**SHORT TASK:** In the listing below, locate the lines bearing the word "Umre". Copy every one of them.

======== DATA SECTION

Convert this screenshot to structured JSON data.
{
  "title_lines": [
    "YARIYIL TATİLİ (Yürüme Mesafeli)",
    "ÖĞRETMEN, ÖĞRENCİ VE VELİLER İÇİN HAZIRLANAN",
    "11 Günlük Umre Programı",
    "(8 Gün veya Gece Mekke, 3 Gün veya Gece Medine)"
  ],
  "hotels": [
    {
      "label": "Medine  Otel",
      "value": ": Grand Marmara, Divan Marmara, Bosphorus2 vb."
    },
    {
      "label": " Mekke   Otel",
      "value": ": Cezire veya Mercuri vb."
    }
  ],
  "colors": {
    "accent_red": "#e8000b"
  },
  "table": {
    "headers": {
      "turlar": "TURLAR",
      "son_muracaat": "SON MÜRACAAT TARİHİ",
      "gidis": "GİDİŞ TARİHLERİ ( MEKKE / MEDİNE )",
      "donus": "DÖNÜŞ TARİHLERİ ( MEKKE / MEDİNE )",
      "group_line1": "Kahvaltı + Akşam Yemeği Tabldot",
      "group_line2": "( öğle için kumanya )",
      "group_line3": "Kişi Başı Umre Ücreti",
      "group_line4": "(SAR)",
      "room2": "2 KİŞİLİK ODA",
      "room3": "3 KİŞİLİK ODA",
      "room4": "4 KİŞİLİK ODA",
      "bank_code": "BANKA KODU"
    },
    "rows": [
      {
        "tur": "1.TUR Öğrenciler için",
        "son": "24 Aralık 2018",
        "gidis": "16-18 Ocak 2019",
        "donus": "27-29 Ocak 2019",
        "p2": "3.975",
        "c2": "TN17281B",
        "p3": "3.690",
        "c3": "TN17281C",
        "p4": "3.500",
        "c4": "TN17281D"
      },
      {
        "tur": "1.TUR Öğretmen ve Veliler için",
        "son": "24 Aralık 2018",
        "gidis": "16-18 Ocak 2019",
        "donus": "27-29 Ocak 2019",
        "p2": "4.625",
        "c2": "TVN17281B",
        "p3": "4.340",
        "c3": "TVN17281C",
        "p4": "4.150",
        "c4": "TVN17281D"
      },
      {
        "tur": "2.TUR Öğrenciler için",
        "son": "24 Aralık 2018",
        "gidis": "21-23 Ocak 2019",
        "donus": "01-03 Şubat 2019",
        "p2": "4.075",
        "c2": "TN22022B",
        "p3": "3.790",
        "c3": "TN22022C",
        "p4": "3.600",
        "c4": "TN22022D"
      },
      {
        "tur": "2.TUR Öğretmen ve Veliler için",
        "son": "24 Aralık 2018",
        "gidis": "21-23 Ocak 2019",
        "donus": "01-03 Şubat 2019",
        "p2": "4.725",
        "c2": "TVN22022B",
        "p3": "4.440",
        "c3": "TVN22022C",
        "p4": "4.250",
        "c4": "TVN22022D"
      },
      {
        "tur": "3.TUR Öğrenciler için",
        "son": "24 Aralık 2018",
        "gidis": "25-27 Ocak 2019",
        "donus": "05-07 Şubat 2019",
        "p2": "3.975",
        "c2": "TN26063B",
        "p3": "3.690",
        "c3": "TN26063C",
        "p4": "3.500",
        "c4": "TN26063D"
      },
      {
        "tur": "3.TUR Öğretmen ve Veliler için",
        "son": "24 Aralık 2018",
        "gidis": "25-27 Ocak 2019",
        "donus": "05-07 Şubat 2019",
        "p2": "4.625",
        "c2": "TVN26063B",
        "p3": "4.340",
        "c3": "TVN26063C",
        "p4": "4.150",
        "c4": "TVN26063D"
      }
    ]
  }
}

================

**EXPECTED ANSWER:**
    "11 Günlük Umre Programı",
      "group_line3": "Kişi Başı Umre Ücreti",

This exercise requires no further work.